[Data listing]
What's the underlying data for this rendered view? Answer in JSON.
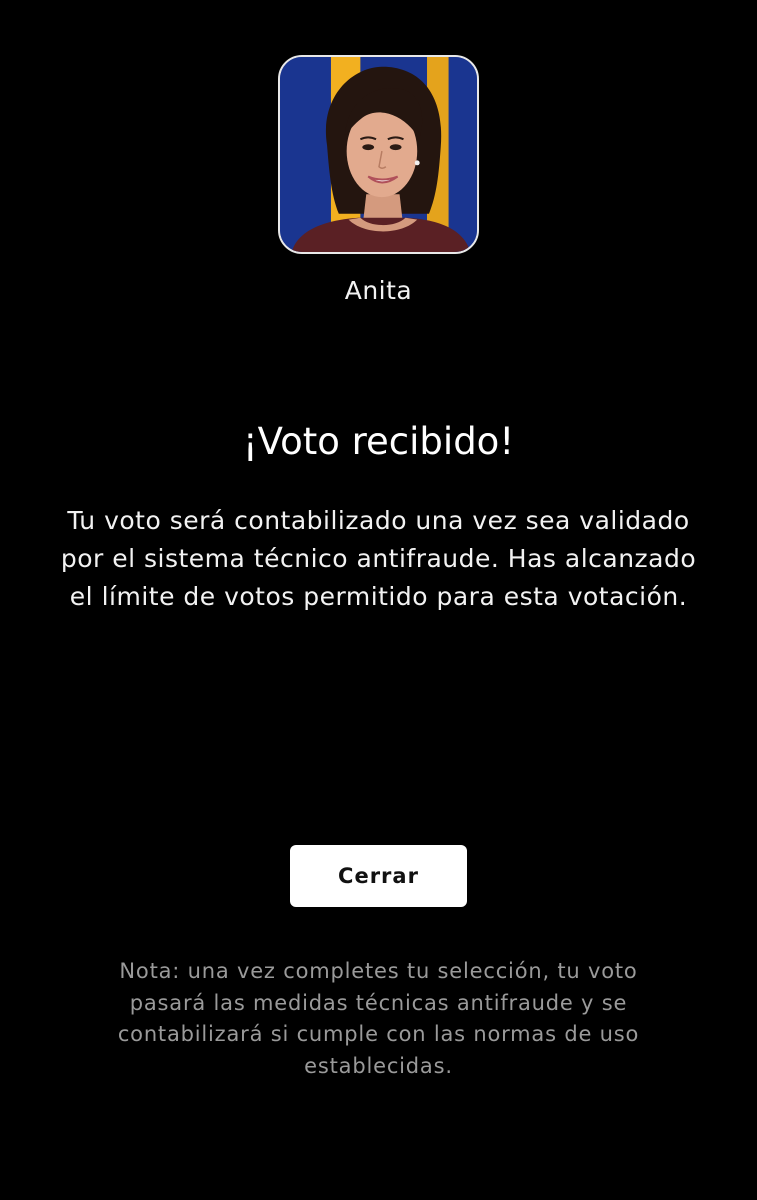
{
  "contestant": {
    "name": "Anita",
    "photo_icon": "contestant-photo"
  },
  "confirmation": {
    "title": "¡Voto recibido!",
    "message": "Tu voto será contabilizado una vez sea validado por el sistema técnico antifraude. Has alcanzado el límite de votos permitido para esta votación."
  },
  "actions": {
    "close_label": "Cerrar"
  },
  "footer": {
    "note": "Nota: una vez completes tu selección, tu voto pasará las medidas técnicas antifraude y se contabilizará si cumple con las normas de uso establecidas."
  },
  "colors": {
    "background": "#000000",
    "text": "#ffffff",
    "note_text": "#9a9a9a",
    "button_bg": "#ffffff",
    "button_text": "#111111",
    "photo_bg_blue": "#1a3590",
    "photo_bg_yellow": "#f2b020"
  }
}
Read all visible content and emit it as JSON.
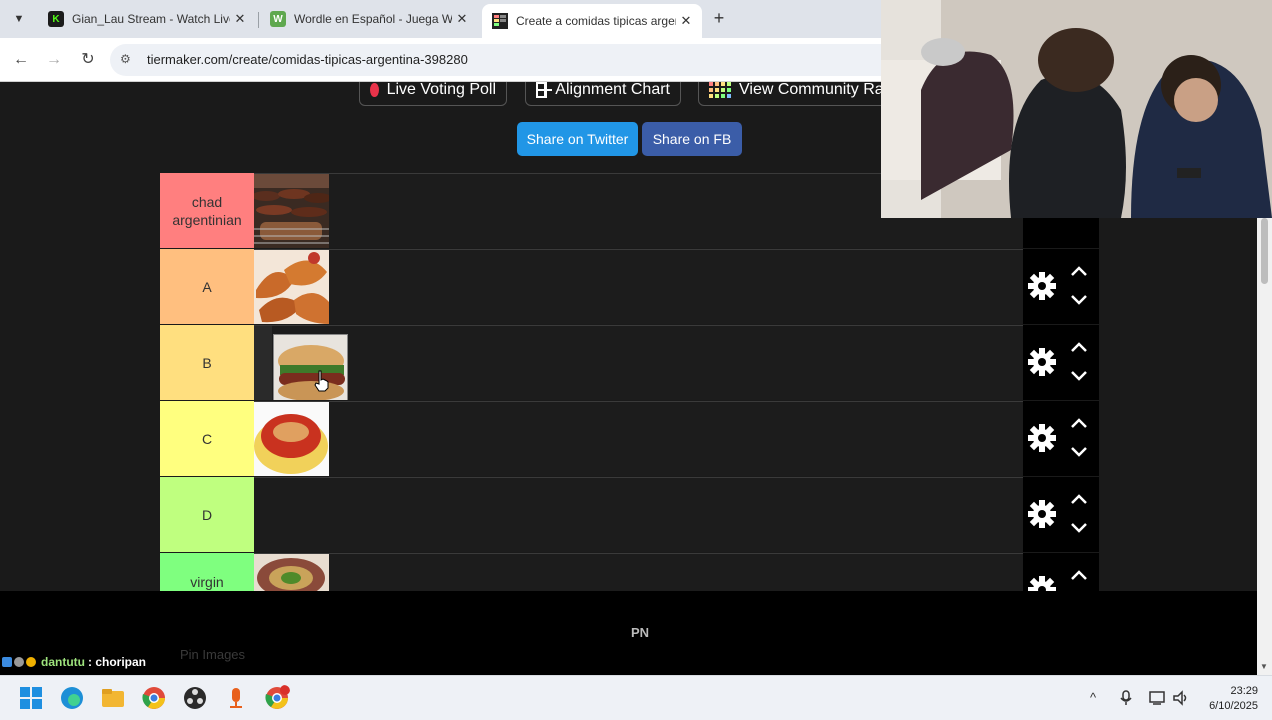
{
  "browser": {
    "tabs": [
      {
        "title": "Gian_Lau Stream - Watch Live o",
        "favicon_letter": "K",
        "favicon_color": "#1b1b1b",
        "active": false
      },
      {
        "title": "Wordle en Español - Juega Wor",
        "favicon_letter": "W",
        "favicon_color": "#5fa84f",
        "active": false
      },
      {
        "title": "Create a comidas tipicas argent",
        "favicon_letter": "",
        "favicon_color": "#222",
        "active": true
      }
    ],
    "url": "tiermaker.com/create/comidas-tipicas-argentina-398280"
  },
  "page": {
    "top_buttons": [
      "Live Voting Poll",
      "Alignment Chart",
      "View Community Ran"
    ],
    "share_twitter": "Share on Twitter",
    "share_fb": "Share on FB",
    "tiers": [
      {
        "label": "chad argentinian",
        "color": "#ff7f7f",
        "items": [
          "asado"
        ]
      },
      {
        "label": "A",
        "color": "#ffbf7f",
        "items": [
          "empanadas"
        ]
      },
      {
        "label": "B",
        "color": "#ffdf7f",
        "items": [
          "choripan"
        ]
      },
      {
        "label": "C",
        "color": "#ffff7f",
        "items": [
          "polenta"
        ]
      },
      {
        "label": "D",
        "color": "#bfff7f",
        "items": []
      },
      {
        "label": "virgin uruguayan",
        "color": "#7fff7f",
        "items": [
          "matambre"
        ]
      }
    ],
    "below_hint": "Pin Images"
  },
  "overlay": {
    "chat_user": "dantutu",
    "chat_message": ": choripan",
    "center_text": "PN"
  },
  "taskbar": {
    "time": "23:29",
    "date": "6/10/2025"
  }
}
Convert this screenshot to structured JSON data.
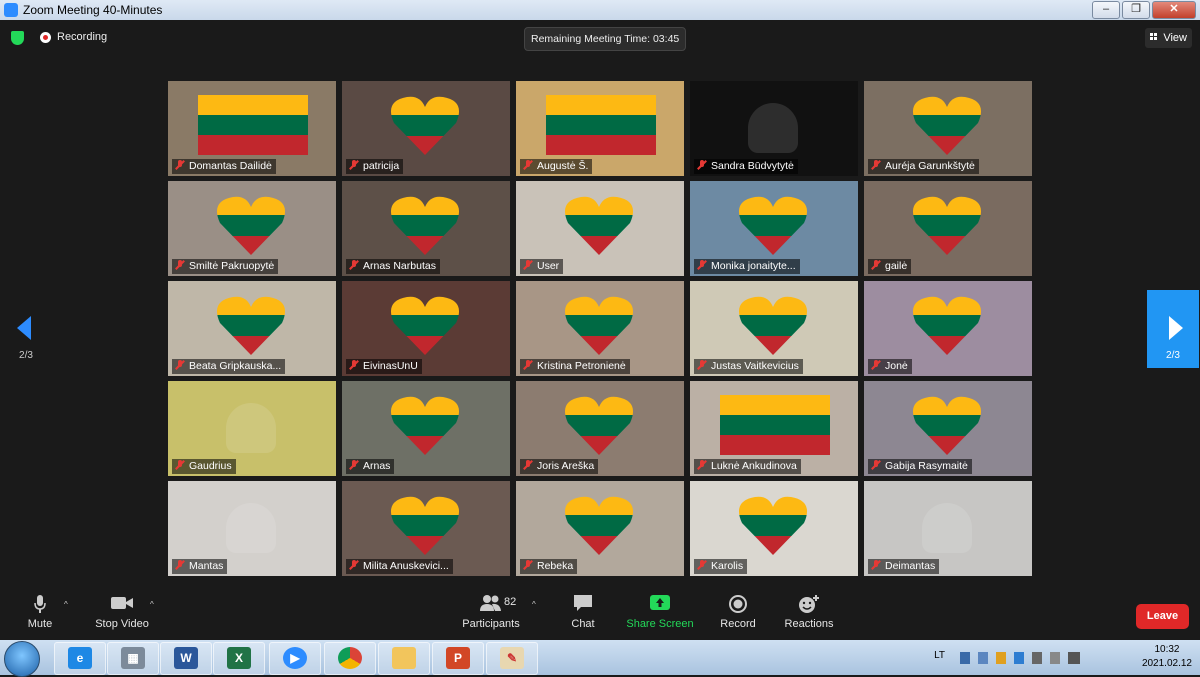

» Short task
Reproduce the entries above exactly. Do not include the images.

» Solution to this problem
What's the underlying data for this rendered view? Answer in JSON.
{
  "contestant": {
    "name": "Anita",
    "photo_icon": "contestant-photo"
  },
  "confirmation": {
    "title": "¡Voto recibido!",
    "message": "Tu voto será contabilizado una vez sea validado por el sistema técnico antifraude. Has alcanzado el límite de votos permitido para esta votación."
  },
  "actions": {
    "close_label": "Cerrar"
  },
  "footer": {
    "note": "Nota: una vez completes tu selección, tu voto pasará las medidas técnicas antifraude y se contabilizará si cumple con las normas de uso establecidas."
  },
  "colors": {
    "background": "#000000",
    "text": "#ffffff",
    "note_text": "#9a9a9a",
    "button_bg": "#ffffff",
    "button_text": "#111111",
    "photo_bg_blue": "#1a3590",
    "photo_bg_yellow": "#f2b020"
  }
}
Read all visible content and emit it as JSON.
{
  "browser": {
    "tabs": [
      {
        "title": "Gian_Lau Stream - Watch Live o",
        "favicon_letter": "K",
        "favicon_color": "#1b1b1b",
        "active": false
      },
      {
        "title": "Wordle en Español - Juega Wor",
        "favicon_letter": "W",
        "favicon_color": "#5fa84f",
        "active": false
      },
      {
        "title": "Create a comidas tipicas argent",
        "favicon_letter": "",
        "favicon_color": "#222",
        "active": true
      }
    ],
    "url": "tiermaker.com/create/comidas-tipicas-argentina-398280"
  },
  "page": {
    "top_buttons": [
      "Live Voting Poll",
      "Alignment Chart",
      "View Community Ran"
    ],
    "share_twitter": "Share on Twitter",
    "share_fb": "Share on FB",
    "tiers": [
      {
        "label": "chad argentinian",
        "color": "#ff7f7f",
        "items": [
          "asado"
        ]
      },
      {
        "label": "A",
        "color": "#ffbf7f",
        "items": [
          "empanadas"
        ]
      },
      {
        "label": "B",
        "color": "#ffdf7f",
        "items": [
          "choripan"
        ]
      },
      {
        "label": "C",
        "color": "#ffff7f",
        "items": [
          "polenta"
        ]
      },
      {
        "label": "D",
        "color": "#bfff7f",
        "items": []
      },
      {
        "label": "virgin uruguayan",
        "color": "#7fff7f",
        "items": [
          "matambre"
        ]
      }
    ],
    "below_hint": "Pin Images"
  },
  "overlay": {
    "chat_user": "dantutu",
    "chat_message": ": choripan",
    "center_text": "PN"
  },
  "taskbar": {
    "time": "23:29",
    "date": "6/10/2025"
  }
}
Convert this screenshot to structured JSON data.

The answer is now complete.